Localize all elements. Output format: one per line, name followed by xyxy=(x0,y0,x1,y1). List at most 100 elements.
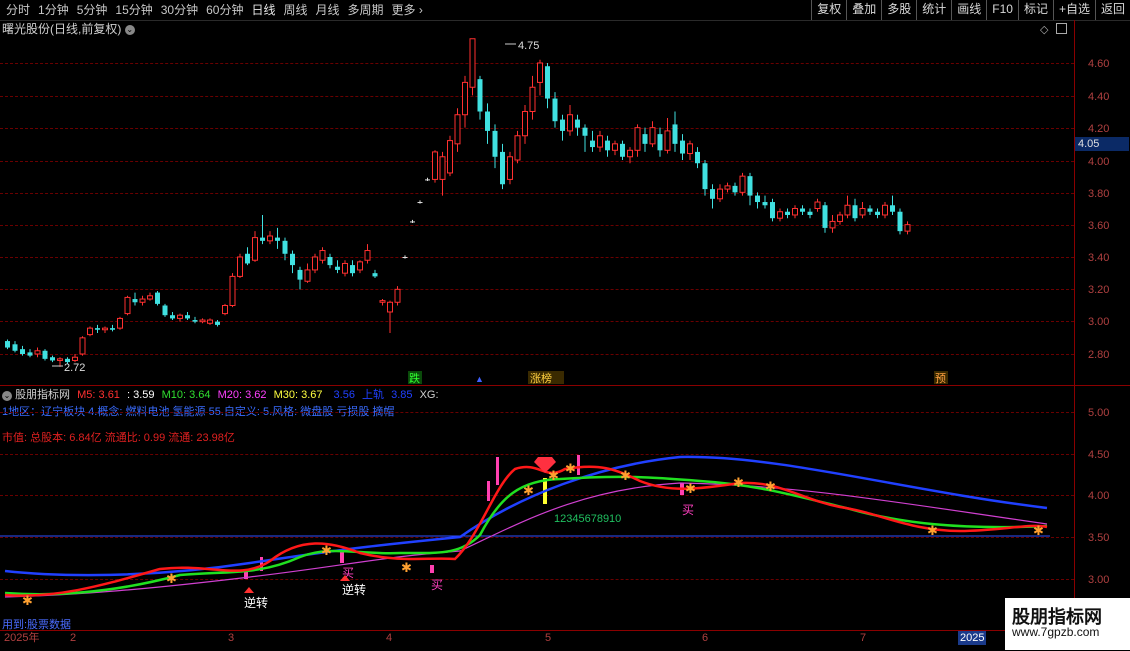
signal-up-arrow: ▲ xyxy=(475,374,484,384)
date-label: 2 xyxy=(70,632,77,644)
overlay-button[interactable]: 叠加 xyxy=(846,0,881,20)
signal-bar xyxy=(496,457,499,485)
candle-body xyxy=(79,337,86,355)
candle-body xyxy=(417,202,423,204)
tab-monthly[interactable]: 月线 xyxy=(312,0,344,20)
signal-die: 跌 xyxy=(409,371,420,385)
candle-body xyxy=(664,130,671,151)
candle-body xyxy=(372,273,378,277)
candle-body xyxy=(335,266,340,270)
candle-body xyxy=(252,237,258,261)
candle-body xyxy=(852,205,858,219)
candle-body xyxy=(770,202,775,219)
candle-body xyxy=(222,305,228,315)
candle-body xyxy=(522,111,528,137)
candle-body xyxy=(575,119,580,128)
candle-body xyxy=(170,315,175,319)
f10-button[interactable]: F10 xyxy=(986,0,1018,20)
candle-body xyxy=(695,151,700,164)
tab-1min[interactable]: 1分钟 xyxy=(34,0,73,20)
price-axis-label: 3.60 xyxy=(1088,220,1110,232)
candle-body xyxy=(732,185,738,193)
restore-rights-button[interactable]: 复权 xyxy=(811,0,846,20)
candle-body xyxy=(162,305,168,316)
tab-more[interactable]: 更多 › xyxy=(388,0,427,20)
tab-daily[interactable]: 日线 xyxy=(247,0,279,20)
candle-body xyxy=(537,62,543,83)
candle-body xyxy=(875,211,880,215)
candle-body xyxy=(447,140,453,174)
date-label: 3 xyxy=(228,632,235,644)
candle-body xyxy=(57,358,63,361)
candle-body xyxy=(20,349,25,354)
tab-60min[interactable]: 60分钟 xyxy=(202,0,247,20)
candle-body xyxy=(34,350,41,355)
watermark-url: www.7gpzb.com xyxy=(1012,625,1100,639)
candle-body xyxy=(822,205,828,228)
tab-intraday[interactable]: 分时 xyxy=(2,0,34,20)
candle-body xyxy=(364,250,371,261)
candle-body xyxy=(439,156,446,180)
candle-body xyxy=(642,134,648,144)
candle-body xyxy=(477,79,483,112)
candle-body xyxy=(897,211,903,232)
candle-body xyxy=(199,319,206,323)
candle-body xyxy=(672,124,678,144)
candle-body xyxy=(627,149,633,158)
high-annotation: 4.75 xyxy=(518,40,539,52)
candle-body xyxy=(597,135,603,148)
multi-stock-button[interactable]: 多股 xyxy=(881,0,916,20)
signal-bar xyxy=(340,551,344,563)
figure-icon: ✱ xyxy=(321,543,332,558)
period-tabs: 分时 1分钟 5分钟 15分钟 30分钟 60分钟 日线 周线 月线 多周期 更… xyxy=(2,0,427,20)
figure-icon: ✱ xyxy=(565,461,576,476)
candle-body xyxy=(432,151,438,180)
candle-body xyxy=(529,86,536,112)
figure-icon: ✱ xyxy=(22,593,33,608)
tab-15min[interactable]: 15分钟 xyxy=(111,0,156,20)
tab-weekly[interactable]: 周线 xyxy=(279,0,311,20)
price-axis-label: 2.80 xyxy=(1088,349,1110,361)
candle-body xyxy=(724,185,731,190)
candle-body xyxy=(155,292,160,304)
back-button[interactable]: 返回 xyxy=(1094,0,1130,20)
indicator-axis-label: 5.00 xyxy=(1088,407,1110,419)
date-label: 2025年 xyxy=(4,632,40,644)
candle-body xyxy=(192,320,198,322)
figure-icon: ✱ xyxy=(401,560,412,575)
statistics-button[interactable]: 统计 xyxy=(916,0,951,20)
candle-body xyxy=(290,253,295,266)
candle-body xyxy=(792,208,798,216)
indicator-axis-label: 4.00 xyxy=(1088,490,1110,502)
candle-body xyxy=(552,98,558,122)
candle-body xyxy=(777,211,783,219)
figure-icon: ✱ xyxy=(927,523,938,538)
candlestick-chart[interactable]: 4.75 2.72 跌 ▲ 涨榜 预 xyxy=(0,20,1074,385)
candle-body xyxy=(507,156,513,180)
candle-body xyxy=(147,295,153,300)
candle-body xyxy=(394,288,401,303)
candle-body xyxy=(844,204,851,216)
add-watchlist-button[interactable]: +自选 xyxy=(1052,0,1095,20)
candle-body xyxy=(634,127,641,151)
candle-body xyxy=(702,163,708,190)
price-axis-label: 4.40 xyxy=(1088,91,1110,103)
signal-bar xyxy=(577,455,580,475)
tab-multi-period[interactable]: 多周期 xyxy=(344,0,388,20)
mark-button[interactable]: 标记 xyxy=(1017,0,1053,20)
low-annotation: 2.72 xyxy=(64,362,85,374)
tab-30min[interactable]: 30分钟 xyxy=(157,0,202,20)
draw-line-button[interactable]: 画线 xyxy=(951,0,986,20)
candle-body xyxy=(807,211,813,215)
sequence-label: 12345678910 xyxy=(554,513,621,525)
tab-5min[interactable]: 5分钟 xyxy=(73,0,112,20)
candle-body xyxy=(207,319,213,324)
candle-body xyxy=(837,214,843,222)
figure-icon: ✱ xyxy=(685,481,696,496)
candle-body xyxy=(649,127,656,145)
candle-body xyxy=(492,130,498,157)
candle-body xyxy=(755,195,760,203)
date-label: 5 xyxy=(545,632,552,644)
indicator-chart[interactable]: ✱ ✱ ✱ ✱ ✱ ✱ ✱ ✱ ✱ ✱ ✱ ✱ ✱ 买 买 买 逆转 逆转 12… xyxy=(0,385,1074,630)
candle-body xyxy=(560,119,565,131)
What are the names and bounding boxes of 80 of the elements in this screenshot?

------------------------------------------------------------------------

**WHAT TO WORK ON:** Can you copy the listing word for word, everything from the line containing "signal-up-arrow: ▲ xyxy=(475,374,484,384)" down to the line containing "candle-body xyxy=(20,349,25,354)", with both of those lines included?

**THE COMPLETED TASK:**
signal-up-arrow: ▲ xyxy=(475,374,484,384)
date-label: 2 xyxy=(70,632,77,644)
overlay-button[interactable]: 叠加 xyxy=(846,0,881,20)
signal-bar xyxy=(496,457,499,485)
candle-body xyxy=(79,337,86,355)
candle-body xyxy=(417,202,423,204)
tab-monthly[interactable]: 月线 xyxy=(312,0,344,20)
signal-die: 跌 xyxy=(409,371,420,385)
candle-body xyxy=(664,130,671,151)
candle-body xyxy=(372,273,378,277)
candle-body xyxy=(335,266,340,270)
candle-body xyxy=(252,237,258,261)
candle-body xyxy=(852,205,858,219)
candle-body xyxy=(770,202,775,219)
candle-body xyxy=(222,305,228,315)
candle-body xyxy=(522,111,528,137)
candle-body xyxy=(575,119,580,128)
candle-body xyxy=(170,315,175,319)
f10-button[interactable]: F10 xyxy=(986,0,1018,20)
candle-body xyxy=(695,151,700,164)
tab-1min[interactable]: 1分钟 xyxy=(34,0,73,20)
price-axis-label: 3.60 xyxy=(1088,220,1110,232)
candle-body xyxy=(732,185,738,193)
restore-rights-button[interactable]: 复权 xyxy=(811,0,846,20)
candle-body xyxy=(162,305,168,316)
tab-more[interactable]: 更多 › xyxy=(388,0,427,20)
tab-daily[interactable]: 日线 xyxy=(247,0,279,20)
candle-body xyxy=(537,62,543,83)
candle-body xyxy=(875,211,880,215)
candle-body xyxy=(447,140,453,174)
date-label: 3 xyxy=(228,632,235,644)
candle-body xyxy=(57,358,63,361)
candle-body xyxy=(20,349,25,354)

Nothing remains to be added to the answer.